#### Your goal:
Seek out every line containing the word "content", and copy each.

#### Data supplied:

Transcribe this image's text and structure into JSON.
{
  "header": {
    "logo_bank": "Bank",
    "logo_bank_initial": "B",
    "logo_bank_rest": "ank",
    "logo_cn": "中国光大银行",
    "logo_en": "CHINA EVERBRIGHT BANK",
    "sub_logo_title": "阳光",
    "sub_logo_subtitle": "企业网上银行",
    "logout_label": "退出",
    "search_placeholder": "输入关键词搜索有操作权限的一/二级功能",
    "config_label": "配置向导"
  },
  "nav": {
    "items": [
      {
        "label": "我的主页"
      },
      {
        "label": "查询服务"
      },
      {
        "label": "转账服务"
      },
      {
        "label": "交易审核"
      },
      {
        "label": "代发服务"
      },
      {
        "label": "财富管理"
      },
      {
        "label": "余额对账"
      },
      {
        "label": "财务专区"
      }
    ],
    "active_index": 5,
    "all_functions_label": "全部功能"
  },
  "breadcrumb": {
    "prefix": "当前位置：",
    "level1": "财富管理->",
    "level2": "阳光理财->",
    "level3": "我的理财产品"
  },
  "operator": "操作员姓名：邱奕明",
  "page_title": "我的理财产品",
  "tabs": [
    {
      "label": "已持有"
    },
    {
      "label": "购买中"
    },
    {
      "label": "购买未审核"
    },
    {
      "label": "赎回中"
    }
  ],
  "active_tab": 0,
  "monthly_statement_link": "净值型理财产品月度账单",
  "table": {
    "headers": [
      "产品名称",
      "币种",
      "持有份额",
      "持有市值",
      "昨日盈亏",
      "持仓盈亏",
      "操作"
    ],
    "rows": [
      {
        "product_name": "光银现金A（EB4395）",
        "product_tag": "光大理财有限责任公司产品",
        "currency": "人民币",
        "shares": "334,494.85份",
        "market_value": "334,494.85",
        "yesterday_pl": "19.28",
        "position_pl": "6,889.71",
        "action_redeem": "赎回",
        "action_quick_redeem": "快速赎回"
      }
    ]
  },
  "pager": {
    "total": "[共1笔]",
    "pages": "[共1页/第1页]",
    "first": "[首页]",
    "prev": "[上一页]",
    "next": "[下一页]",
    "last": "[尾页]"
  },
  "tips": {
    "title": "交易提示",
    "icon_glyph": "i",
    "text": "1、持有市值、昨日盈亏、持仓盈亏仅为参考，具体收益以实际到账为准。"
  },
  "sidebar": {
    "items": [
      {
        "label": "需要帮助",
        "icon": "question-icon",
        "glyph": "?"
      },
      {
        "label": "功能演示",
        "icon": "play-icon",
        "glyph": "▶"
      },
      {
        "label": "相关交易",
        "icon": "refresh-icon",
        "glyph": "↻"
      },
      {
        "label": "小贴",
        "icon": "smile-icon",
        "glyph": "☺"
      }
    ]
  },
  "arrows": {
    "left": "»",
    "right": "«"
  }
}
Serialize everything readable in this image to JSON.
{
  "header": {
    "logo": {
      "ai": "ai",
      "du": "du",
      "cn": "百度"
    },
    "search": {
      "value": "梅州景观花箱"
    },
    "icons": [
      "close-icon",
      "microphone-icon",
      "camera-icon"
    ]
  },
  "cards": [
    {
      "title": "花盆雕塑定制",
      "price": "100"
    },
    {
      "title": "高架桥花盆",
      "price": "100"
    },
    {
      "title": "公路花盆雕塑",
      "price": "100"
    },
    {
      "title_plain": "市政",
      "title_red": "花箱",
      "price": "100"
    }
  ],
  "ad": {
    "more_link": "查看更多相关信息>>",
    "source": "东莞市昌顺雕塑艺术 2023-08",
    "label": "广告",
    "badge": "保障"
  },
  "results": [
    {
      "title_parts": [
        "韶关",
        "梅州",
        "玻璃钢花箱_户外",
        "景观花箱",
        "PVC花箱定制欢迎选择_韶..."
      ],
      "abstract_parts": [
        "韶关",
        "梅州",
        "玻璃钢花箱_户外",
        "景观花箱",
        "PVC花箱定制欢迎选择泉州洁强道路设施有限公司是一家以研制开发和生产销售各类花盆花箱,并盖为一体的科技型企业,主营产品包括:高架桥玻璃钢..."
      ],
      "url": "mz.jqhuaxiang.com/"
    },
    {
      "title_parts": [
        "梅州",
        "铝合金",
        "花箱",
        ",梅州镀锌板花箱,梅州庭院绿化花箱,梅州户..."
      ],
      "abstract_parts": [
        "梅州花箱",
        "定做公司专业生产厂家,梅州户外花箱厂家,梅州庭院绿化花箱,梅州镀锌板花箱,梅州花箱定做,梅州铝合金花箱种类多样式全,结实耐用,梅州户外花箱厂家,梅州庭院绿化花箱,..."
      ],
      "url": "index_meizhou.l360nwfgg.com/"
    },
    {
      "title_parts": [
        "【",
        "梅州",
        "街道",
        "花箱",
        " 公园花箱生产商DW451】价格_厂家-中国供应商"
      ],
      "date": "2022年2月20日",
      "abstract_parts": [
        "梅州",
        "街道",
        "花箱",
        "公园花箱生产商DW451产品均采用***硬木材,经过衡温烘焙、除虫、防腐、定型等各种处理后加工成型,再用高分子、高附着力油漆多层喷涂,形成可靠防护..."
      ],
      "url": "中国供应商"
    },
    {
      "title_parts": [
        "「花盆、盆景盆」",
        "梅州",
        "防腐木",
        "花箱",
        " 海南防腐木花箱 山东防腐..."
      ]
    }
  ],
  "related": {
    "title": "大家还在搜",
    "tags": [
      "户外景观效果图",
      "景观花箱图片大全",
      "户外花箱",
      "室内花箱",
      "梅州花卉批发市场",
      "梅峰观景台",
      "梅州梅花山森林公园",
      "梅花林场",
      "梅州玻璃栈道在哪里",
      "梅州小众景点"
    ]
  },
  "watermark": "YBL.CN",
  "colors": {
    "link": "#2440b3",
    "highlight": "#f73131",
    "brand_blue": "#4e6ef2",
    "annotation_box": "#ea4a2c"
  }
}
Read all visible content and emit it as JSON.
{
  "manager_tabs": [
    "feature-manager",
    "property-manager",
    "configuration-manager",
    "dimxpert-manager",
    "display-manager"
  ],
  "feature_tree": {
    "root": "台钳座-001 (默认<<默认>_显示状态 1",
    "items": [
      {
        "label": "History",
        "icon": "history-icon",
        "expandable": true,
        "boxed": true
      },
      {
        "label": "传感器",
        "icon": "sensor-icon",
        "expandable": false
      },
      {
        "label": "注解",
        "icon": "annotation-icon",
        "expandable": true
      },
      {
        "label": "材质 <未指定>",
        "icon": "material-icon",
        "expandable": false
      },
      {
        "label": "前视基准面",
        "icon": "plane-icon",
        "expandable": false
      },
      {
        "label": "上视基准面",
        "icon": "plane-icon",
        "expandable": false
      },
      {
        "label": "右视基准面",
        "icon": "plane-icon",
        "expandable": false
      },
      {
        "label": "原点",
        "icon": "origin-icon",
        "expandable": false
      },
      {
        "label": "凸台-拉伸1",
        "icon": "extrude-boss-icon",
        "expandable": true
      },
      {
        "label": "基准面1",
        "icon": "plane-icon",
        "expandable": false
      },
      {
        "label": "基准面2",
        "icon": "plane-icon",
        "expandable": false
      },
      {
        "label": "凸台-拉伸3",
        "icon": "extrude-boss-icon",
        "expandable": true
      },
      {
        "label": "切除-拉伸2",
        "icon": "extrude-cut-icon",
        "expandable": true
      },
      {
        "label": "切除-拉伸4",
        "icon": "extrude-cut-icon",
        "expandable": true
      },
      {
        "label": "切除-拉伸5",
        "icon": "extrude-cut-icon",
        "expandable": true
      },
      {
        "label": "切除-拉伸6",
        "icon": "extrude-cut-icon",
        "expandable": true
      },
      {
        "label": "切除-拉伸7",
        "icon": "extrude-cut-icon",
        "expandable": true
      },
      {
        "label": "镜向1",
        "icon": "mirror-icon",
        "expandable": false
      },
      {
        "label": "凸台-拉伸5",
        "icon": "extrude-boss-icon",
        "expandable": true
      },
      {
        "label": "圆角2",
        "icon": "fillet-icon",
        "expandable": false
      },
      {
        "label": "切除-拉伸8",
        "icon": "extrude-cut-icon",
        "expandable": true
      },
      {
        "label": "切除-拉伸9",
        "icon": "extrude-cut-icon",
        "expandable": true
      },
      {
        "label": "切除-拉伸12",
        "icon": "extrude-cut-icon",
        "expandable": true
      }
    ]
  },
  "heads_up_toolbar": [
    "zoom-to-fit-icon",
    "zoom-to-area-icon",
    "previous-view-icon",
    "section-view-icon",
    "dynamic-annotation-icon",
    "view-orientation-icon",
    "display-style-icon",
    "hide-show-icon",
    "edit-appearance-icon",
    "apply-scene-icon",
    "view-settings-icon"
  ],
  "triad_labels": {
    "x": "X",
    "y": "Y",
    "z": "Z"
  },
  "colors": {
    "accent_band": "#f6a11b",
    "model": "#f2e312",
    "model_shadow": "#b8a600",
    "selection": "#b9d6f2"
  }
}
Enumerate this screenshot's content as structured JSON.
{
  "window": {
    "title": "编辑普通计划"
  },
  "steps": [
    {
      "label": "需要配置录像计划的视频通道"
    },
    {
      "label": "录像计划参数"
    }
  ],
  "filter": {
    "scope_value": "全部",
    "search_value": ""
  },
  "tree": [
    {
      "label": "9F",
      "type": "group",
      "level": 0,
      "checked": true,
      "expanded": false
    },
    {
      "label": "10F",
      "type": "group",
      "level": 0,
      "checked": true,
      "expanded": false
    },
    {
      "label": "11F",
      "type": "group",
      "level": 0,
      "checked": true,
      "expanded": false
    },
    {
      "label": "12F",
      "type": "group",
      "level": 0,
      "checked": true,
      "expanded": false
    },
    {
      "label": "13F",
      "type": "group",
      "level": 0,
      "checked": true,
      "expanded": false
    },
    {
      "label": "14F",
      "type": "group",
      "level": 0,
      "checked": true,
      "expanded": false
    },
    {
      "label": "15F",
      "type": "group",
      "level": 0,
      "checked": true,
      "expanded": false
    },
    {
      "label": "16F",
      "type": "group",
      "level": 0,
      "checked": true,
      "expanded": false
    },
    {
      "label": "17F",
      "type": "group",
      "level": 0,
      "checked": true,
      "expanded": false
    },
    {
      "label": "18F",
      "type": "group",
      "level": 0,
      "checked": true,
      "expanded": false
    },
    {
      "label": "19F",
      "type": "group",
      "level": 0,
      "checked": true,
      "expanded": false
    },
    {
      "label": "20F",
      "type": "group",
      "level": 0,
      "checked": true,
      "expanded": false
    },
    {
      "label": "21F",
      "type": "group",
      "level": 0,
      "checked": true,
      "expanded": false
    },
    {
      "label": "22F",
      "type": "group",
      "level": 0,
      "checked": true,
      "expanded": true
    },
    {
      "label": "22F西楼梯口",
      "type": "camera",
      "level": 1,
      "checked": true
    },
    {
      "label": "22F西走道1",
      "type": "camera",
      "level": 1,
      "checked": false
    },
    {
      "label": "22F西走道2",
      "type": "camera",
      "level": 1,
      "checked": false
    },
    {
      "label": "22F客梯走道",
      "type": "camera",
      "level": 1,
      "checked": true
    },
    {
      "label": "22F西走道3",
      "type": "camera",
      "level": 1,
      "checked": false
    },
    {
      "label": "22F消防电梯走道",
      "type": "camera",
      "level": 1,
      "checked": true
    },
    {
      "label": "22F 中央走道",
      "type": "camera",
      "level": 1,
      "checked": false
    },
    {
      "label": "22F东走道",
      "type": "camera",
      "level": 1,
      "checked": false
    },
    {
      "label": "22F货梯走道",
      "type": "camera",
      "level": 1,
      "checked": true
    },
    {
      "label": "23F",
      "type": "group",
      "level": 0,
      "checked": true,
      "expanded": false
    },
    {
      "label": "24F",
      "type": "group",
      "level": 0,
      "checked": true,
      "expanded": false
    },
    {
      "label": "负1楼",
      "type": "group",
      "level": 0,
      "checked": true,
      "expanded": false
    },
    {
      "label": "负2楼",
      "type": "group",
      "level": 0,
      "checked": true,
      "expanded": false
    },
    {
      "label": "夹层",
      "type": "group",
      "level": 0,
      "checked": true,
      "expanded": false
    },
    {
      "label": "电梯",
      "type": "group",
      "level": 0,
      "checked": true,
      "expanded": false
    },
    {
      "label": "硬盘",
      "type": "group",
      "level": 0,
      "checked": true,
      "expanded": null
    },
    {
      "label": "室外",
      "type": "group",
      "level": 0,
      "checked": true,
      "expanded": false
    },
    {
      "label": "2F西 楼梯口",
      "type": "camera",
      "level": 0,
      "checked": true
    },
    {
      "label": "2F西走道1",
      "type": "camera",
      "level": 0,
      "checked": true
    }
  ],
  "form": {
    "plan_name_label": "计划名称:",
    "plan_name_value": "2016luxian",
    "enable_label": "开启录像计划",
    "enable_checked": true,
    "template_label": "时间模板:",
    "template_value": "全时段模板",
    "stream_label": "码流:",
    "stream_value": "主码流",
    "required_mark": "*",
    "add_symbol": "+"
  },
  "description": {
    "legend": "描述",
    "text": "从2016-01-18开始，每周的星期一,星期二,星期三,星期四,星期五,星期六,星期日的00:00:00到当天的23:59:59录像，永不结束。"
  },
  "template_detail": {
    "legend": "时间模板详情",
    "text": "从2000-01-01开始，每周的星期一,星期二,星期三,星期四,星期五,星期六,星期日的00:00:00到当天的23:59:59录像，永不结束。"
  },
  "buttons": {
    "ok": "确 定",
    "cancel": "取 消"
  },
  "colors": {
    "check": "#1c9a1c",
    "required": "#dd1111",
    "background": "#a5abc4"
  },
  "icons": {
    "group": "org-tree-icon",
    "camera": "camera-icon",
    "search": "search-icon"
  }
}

#### Response below:
Read all visible content and emit it as JSON.
Enumerate this screenshot's content as structured JSON.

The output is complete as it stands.